Items from a data source
........
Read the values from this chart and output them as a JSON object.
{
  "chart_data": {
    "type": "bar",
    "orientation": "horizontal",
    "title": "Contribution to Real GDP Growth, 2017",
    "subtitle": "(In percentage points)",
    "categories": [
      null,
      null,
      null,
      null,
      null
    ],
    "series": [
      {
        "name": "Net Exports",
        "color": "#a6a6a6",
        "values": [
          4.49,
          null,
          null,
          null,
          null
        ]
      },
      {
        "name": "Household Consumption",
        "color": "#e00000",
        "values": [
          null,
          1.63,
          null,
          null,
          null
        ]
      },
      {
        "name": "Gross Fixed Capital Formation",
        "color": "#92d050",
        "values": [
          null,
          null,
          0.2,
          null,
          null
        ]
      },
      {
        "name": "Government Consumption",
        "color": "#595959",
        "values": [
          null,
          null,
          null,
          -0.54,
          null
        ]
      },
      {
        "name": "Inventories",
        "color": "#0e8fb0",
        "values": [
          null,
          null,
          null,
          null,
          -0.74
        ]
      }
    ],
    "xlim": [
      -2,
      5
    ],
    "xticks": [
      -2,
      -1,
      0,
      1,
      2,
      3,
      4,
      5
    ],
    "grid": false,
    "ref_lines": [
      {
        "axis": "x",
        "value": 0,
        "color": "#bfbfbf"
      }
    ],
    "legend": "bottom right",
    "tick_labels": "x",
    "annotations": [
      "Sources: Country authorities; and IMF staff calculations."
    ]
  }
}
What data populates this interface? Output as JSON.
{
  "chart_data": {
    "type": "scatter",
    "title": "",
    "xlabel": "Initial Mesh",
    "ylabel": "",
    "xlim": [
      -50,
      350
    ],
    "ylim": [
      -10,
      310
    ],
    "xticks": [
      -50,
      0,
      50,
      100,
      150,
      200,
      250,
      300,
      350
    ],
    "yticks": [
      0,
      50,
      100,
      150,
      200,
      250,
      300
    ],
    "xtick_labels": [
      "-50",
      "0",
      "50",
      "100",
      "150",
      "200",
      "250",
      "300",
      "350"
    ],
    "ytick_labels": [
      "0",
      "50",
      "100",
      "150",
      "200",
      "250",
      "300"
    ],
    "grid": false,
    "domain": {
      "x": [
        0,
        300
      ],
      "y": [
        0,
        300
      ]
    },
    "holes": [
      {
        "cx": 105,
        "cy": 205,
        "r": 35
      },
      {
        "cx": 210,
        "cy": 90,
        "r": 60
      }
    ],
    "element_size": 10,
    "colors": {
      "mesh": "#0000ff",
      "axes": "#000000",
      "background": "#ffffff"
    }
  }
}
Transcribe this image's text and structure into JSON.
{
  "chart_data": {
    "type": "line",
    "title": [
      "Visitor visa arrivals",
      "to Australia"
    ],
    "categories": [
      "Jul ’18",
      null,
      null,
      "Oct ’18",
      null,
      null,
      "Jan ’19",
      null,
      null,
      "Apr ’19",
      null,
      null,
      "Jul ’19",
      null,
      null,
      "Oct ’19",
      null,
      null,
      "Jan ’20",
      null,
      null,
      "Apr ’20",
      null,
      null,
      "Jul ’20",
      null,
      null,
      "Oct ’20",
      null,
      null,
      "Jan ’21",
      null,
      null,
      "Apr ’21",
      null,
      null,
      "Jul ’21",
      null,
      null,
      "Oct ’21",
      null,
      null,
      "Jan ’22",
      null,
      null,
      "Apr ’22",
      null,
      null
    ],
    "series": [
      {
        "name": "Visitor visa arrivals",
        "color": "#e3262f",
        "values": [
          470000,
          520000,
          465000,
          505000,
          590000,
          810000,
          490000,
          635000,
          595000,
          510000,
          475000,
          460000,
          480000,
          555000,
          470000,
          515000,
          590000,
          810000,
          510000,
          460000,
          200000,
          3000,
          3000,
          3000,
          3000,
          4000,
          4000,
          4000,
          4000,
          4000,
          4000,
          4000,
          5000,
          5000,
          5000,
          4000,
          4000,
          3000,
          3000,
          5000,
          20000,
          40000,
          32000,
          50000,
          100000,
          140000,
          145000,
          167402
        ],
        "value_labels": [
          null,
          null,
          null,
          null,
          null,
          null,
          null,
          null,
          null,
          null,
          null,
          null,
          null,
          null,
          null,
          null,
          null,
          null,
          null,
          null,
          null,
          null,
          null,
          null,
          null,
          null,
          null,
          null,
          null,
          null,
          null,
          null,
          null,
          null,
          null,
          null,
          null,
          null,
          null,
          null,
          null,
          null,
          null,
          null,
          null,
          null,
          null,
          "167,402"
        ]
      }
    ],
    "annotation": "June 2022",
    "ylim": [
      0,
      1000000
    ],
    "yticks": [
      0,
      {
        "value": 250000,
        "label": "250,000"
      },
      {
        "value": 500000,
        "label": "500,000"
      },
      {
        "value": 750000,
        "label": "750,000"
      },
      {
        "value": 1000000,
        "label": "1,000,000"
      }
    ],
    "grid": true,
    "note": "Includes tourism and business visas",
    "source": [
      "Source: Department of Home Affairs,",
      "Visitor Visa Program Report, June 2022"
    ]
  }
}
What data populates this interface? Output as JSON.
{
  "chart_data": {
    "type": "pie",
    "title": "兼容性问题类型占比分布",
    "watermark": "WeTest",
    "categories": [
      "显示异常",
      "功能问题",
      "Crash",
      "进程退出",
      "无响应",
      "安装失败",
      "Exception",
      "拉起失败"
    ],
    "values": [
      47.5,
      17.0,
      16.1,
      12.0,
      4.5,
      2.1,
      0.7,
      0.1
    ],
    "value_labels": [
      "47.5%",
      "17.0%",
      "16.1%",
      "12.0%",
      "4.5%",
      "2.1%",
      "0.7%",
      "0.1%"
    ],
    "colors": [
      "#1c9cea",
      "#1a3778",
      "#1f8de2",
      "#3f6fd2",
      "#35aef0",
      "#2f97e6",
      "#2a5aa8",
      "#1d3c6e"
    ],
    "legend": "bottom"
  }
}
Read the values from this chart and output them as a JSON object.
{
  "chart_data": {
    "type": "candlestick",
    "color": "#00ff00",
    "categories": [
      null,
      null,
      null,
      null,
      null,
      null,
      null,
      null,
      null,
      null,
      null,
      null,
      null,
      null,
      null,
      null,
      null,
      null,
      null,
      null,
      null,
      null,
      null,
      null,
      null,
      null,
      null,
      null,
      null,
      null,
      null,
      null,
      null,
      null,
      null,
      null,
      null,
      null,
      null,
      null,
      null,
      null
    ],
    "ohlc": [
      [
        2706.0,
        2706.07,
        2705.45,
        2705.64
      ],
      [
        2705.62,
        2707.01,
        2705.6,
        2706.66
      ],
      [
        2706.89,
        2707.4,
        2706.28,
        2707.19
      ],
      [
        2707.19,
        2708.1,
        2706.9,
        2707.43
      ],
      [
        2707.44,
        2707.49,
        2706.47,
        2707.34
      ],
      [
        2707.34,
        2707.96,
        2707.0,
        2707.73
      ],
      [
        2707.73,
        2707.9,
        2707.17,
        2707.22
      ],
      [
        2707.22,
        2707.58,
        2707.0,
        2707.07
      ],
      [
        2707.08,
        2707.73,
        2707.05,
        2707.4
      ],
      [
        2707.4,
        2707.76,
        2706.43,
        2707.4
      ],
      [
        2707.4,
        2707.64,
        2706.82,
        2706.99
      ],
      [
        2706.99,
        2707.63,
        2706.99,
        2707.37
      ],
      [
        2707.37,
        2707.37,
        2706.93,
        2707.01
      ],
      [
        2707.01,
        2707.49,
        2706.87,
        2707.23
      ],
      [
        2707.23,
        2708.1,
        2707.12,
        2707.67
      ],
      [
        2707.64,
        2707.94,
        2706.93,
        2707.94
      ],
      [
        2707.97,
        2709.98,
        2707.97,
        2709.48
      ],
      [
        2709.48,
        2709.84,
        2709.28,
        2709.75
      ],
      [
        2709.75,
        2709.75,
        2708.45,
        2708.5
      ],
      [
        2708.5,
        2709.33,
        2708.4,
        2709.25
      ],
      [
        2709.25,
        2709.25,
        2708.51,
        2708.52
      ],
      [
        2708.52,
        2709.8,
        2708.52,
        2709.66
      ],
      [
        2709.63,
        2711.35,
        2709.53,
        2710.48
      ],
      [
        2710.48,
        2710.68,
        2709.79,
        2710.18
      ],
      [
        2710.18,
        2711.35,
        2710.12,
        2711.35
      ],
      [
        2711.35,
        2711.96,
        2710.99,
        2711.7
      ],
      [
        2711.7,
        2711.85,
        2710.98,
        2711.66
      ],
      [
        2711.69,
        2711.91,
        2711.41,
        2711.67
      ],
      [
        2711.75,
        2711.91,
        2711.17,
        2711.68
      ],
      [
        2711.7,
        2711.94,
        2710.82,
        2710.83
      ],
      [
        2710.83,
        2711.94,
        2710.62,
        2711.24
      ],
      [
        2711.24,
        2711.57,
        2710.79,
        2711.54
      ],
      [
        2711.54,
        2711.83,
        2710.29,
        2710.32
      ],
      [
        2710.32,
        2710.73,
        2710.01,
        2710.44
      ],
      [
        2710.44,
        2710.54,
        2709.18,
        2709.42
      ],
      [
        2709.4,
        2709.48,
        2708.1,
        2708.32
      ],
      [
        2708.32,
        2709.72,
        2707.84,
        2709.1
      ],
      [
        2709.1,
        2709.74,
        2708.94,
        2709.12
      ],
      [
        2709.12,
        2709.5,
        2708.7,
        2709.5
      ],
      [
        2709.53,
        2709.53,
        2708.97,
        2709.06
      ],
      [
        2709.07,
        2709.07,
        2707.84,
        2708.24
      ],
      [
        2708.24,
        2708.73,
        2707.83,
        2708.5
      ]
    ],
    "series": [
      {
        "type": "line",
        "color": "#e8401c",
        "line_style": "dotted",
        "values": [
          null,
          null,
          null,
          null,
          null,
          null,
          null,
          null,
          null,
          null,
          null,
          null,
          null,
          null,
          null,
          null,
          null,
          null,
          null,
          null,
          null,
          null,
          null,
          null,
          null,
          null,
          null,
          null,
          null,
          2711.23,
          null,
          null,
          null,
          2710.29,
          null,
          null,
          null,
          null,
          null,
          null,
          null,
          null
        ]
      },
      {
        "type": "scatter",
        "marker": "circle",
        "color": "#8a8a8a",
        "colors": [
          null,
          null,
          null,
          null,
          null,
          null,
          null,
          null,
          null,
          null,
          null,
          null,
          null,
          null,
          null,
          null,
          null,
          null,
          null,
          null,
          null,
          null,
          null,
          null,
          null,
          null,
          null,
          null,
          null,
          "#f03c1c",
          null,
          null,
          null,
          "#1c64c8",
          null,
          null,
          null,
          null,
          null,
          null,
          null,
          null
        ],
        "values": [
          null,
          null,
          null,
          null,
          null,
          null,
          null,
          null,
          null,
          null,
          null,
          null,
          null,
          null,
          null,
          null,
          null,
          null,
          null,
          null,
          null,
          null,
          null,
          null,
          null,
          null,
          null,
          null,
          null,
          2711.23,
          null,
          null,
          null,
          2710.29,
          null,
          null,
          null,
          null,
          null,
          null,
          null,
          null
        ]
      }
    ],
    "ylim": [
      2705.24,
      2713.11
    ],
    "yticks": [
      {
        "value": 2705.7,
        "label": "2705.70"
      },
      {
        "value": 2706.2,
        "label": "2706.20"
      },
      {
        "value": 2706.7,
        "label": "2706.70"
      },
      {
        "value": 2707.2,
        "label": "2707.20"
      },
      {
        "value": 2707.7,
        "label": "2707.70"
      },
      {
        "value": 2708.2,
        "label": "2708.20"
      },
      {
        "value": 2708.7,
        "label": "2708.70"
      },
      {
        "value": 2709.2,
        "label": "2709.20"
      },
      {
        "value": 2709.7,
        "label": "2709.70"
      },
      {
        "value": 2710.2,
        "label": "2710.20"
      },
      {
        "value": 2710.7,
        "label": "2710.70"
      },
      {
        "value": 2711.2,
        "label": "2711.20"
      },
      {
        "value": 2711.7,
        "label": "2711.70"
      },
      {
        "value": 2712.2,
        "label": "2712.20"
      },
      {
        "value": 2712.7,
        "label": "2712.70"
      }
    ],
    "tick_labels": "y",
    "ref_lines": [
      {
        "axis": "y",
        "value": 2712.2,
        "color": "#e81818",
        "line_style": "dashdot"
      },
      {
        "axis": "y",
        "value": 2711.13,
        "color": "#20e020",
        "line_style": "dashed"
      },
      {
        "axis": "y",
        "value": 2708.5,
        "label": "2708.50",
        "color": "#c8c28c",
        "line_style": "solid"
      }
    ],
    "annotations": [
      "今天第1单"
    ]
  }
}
........
### DESCRIPTION OF THE TASK
Write out every line of the preceding listing that contains "arrivals".

### COMPLETE ANSWER
      "Visitor visa arrivals",
        "name": "Visitor visa arrivals",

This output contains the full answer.